## Entries with figure data
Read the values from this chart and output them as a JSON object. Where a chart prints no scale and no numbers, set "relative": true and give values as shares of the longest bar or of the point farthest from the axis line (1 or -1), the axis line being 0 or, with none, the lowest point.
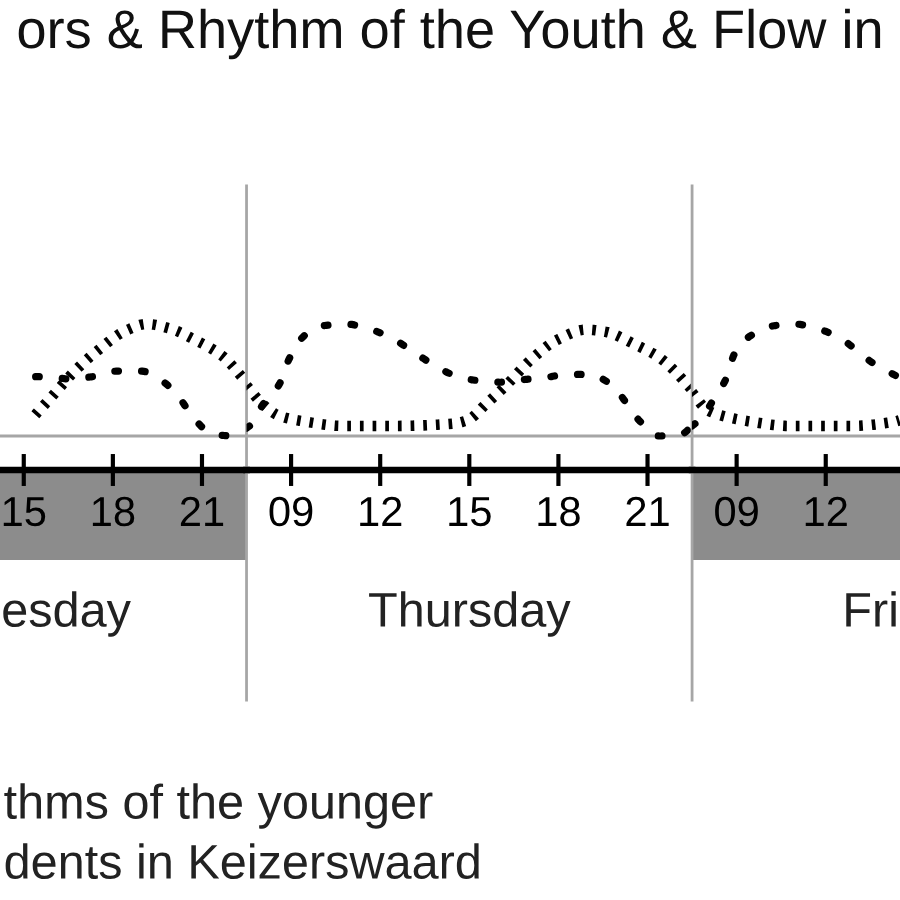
{
  "chart_data": [
    {
      "type": "line",
      "relative": true,
      "title": "ors & Rhythm of the Youth & Flow in",
      "annotations": [
        "thms of the younger",
        "dents in Keizerswaard"
      ],
      "xlim": [
        14.2,
        22.5
      ],
      "xticks": [
        15,
        18,
        21
      ],
      "xlabel": "esday",
      "series": [
        {
          "color": "#000000",
          "line_style": "dashed",
          "x": [
            15.4,
            15.84,
            16.49,
            17.33,
            18.17,
            18.94,
            19.72,
            20.24,
            20.75,
            21.34,
            22.05,
            22.5
          ],
          "values": [
            0.53,
            0.53,
            0.51,
            0.53,
            0.58,
            0.58,
            0.48,
            0.34,
            0.15,
            0.02,
            0,
            0.07
          ]
        },
        {
          "color": "#000000",
          "line_style": "dotted",
          "x": [
            15.39,
            16.04,
            16.68,
            17.52,
            18.43,
            19.14,
            19.91,
            20.75,
            21.66,
            22.5
          ],
          "values": [
            0.19,
            0.38,
            0.57,
            0.77,
            0.94,
            1.0,
            0.96,
            0.86,
            0.72,
            0.48
          ]
        }
      ]
    },
    {
      "type": "line",
      "relative": true,
      "xlim": [
        7.5,
        22.5
      ],
      "xticks": [
        {
          "value": 9,
          "label": "09"
        },
        12,
        15,
        18,
        21
      ],
      "xlabel": "Thursday",
      "series": [
        {
          "color": "#000000",
          "line_style": "dashed",
          "x": [
            7.5,
            7.69,
            8.02,
            8.6,
            8.92,
            9.31,
            9.96,
            10.86,
            11.57,
            12.35,
            13.12,
            13.77,
            14.42,
            15.13,
            16.03,
            16.68,
            17.52,
            18.3,
            19.0,
            19.78,
            20.3,
            20.75,
            21.4,
            22.17,
            22.5
          ],
          "values": [
            0.07,
            0.11,
            0.27,
            0.46,
            0.68,
            0.86,
            0.98,
            1.0,
            0.96,
            0.88,
            0.75,
            0.64,
            0.55,
            0.5,
            0.48,
            0.5,
            0.52,
            0.55,
            0.55,
            0.46,
            0.29,
            0.13,
            0,
            0.02,
            0.09
          ]
        },
        {
          "color": "#000000",
          "line_style": "dotted",
          "x": [
            7.5,
            8.02,
            8.6,
            9.44,
            10.73,
            12.48,
            14.42,
            14.93,
            15.58,
            16.23,
            17.07,
            17.97,
            18.94,
            19.59,
            20.56,
            21.4,
            22.37,
            22.5
          ],
          "values": [
            0.45,
            0.29,
            0.18,
            0.13,
            0.09,
            0.09,
            0.11,
            0.14,
            0.29,
            0.45,
            0.68,
            0.86,
            0.95,
            0.93,
            0.82,
            0.7,
            0.45,
            0.41
          ]
        }
      ]
    },
    {
      "type": "line",
      "relative": true,
      "xlim": [
        7.5,
        14.5
      ],
      "xticks": [
        {
          "value": 9,
          "label": "09"
        },
        12
      ],
      "xlabel": "Fri",
      "series": [
        {
          "color": "#000000",
          "line_style": "dashed",
          "x": [
            7.5,
            7.82,
            8.21,
            8.66,
            8.92,
            9.44,
            10.16,
            10.94,
            11.71,
            12.43,
            13.71,
            14.35,
            14.48
          ],
          "values": [
            0.09,
            0.16,
            0.32,
            0.52,
            0.73,
            0.89,
            0.98,
            1.0,
            0.96,
            0.88,
            0.63,
            0.54,
            0.52
          ]
        },
        {
          "color": "#000000",
          "line_style": "dotted",
          "x": [
            7.5,
            8.02,
            8.53,
            9.44,
            10.73,
            12.86,
            14.35,
            14.48
          ],
          "values": [
            0.39,
            0.23,
            0.18,
            0.13,
            0.09,
            0.09,
            0.13,
            0.14
          ]
        }
      ]
    }
  ]
}
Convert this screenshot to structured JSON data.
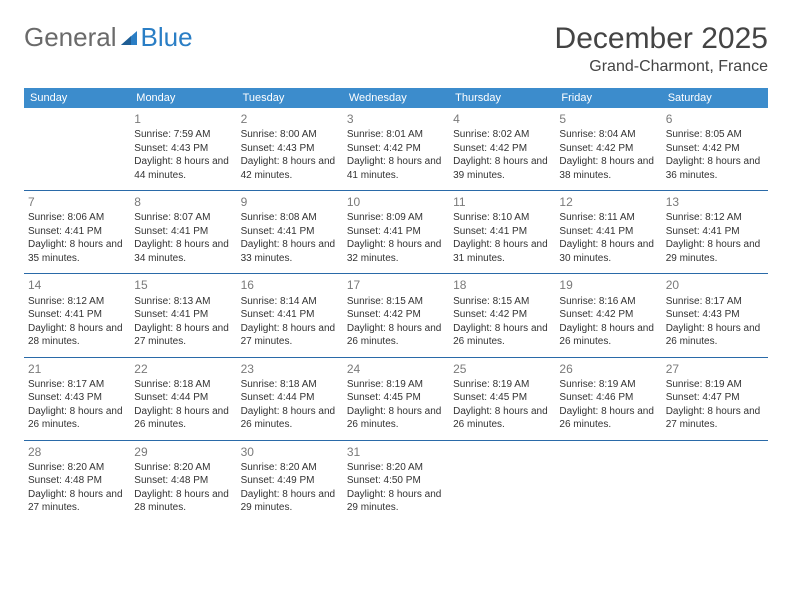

## To do
Return to the listing above and set it down exactly, leaving out its pictures.

## Response to the task
Read the values from this chart and output them as a JSON object. Where a chart prints no scale and no numbers, set "relative": true and give values as shares of the longest bar or of the point farthest from the axis line (1 or -1), the axis line being 0 or, with none, the lowest point.
{
  "chart_data": [
    {
      "type": "line",
      "relative": true,
      "title": "ors & Rhythm of the Youth & Flow in",
      "annotations": [
        "thms of the younger",
        "dents in Keizerswaard"
      ],
      "xlim": [
        14.2,
        22.5
      ],
      "xticks": [
        15,
        18,
        21
      ],
      "xlabel": "esday",
      "series": [
        {
          "color": "#000000",
          "line_style": "dashed",
          "x": [
            15.4,
            15.84,
            16.49,
            17.33,
            18.17,
            18.94,
            19.72,
            20.24,
            20.75,
            21.34,
            22.05,
            22.5
          ],
          "values": [
            0.53,
            0.53,
            0.51,
            0.53,
            0.58,
            0.58,
            0.48,
            0.34,
            0.15,
            0.02,
            0,
            0.07
          ]
        },
        {
          "color": "#000000",
          "line_style": "dotted",
          "x": [
            15.39,
            16.04,
            16.68,
            17.52,
            18.43,
            19.14,
            19.91,
            20.75,
            21.66,
            22.5
          ],
          "values": [
            0.19,
            0.38,
            0.57,
            0.77,
            0.94,
            1.0,
            0.96,
            0.86,
            0.72,
            0.48
          ]
        }
      ]
    },
    {
      "type": "line",
      "relative": true,
      "xlim": [
        7.5,
        22.5
      ],
      "xticks": [
        {
          "value": 9,
          "label": "09"
        },
        12,
        15,
        18,
        21
      ],
      "xlabel": "Thursday",
      "series": [
        {
          "color": "#000000",
          "line_style": "dashed",
          "x": [
            7.5,
            7.69,
            8.02,
            8.6,
            8.92,
            9.31,
            9.96,
            10.86,
            11.57,
            12.35,
            13.12,
            13.77,
            14.42,
            15.13,
            16.03,
            16.68,
            17.52,
            18.3,
            19.0,
            19.78,
            20.3,
            20.75,
            21.4,
            22.17,
            22.5
          ],
          "values": [
            0.07,
            0.11,
            0.27,
            0.46,
            0.68,
            0.86,
            0.98,
            1.0,
            0.96,
            0.88,
            0.75,
            0.64,
            0.55,
            0.5,
            0.48,
            0.5,
            0.52,
            0.55,
            0.55,
            0.46,
            0.29,
            0.13,
            0,
            0.02,
            0.09
          ]
        },
        {
          "color": "#000000",
          "line_style": "dotted",
          "x": [
            7.5,
            8.02,
            8.6,
            9.44,
            10.73,
            12.48,
            14.42,
            14.93,
            15.58,
            16.23,
            17.07,
            17.97,
            18.94,
            19.59,
            20.56,
            21.4,
            22.37,
            22.5
          ],
          "values": [
            0.45,
            0.29,
            0.18,
            0.13,
            0.09,
            0.09,
            0.11,
            0.14,
            0.29,
            0.45,
            0.68,
            0.86,
            0.95,
            0.93,
            0.82,
            0.7,
            0.45,
            0.41
          ]
        }
      ]
    },
    {
      "type": "line",
      "relative": true,
      "xlim": [
        7.5,
        14.5
      ],
      "xticks": [
        {
          "value": 9,
          "label": "09"
        },
        12
      ],
      "xlabel": "Fri",
      "series": [
        {
          "color": "#000000",
          "line_style": "dashed",
          "x": [
            7.5,
            7.82,
            8.21,
            8.66,
            8.92,
            9.44,
            10.16,
            10.94,
            11.71,
            12.43,
            13.71,
            14.35,
            14.48
          ],
          "values": [
            0.09,
            0.16,
            0.32,
            0.52,
            0.73,
            0.89,
            0.98,
            1.0,
            0.96,
            0.88,
            0.63,
            0.54,
            0.52
          ]
        },
        {
          "color": "#000000",
          "line_style": "dotted",
          "x": [
            7.5,
            8.02,
            8.53,
            9.44,
            10.73,
            12.86,
            14.35,
            14.48
          ],
          "values": [
            0.39,
            0.23,
            0.18,
            0.13,
            0.09,
            0.09,
            0.13,
            0.14
          ]
        }
      ]
    }
  ]
}
Convert this screenshot to structured JSON data.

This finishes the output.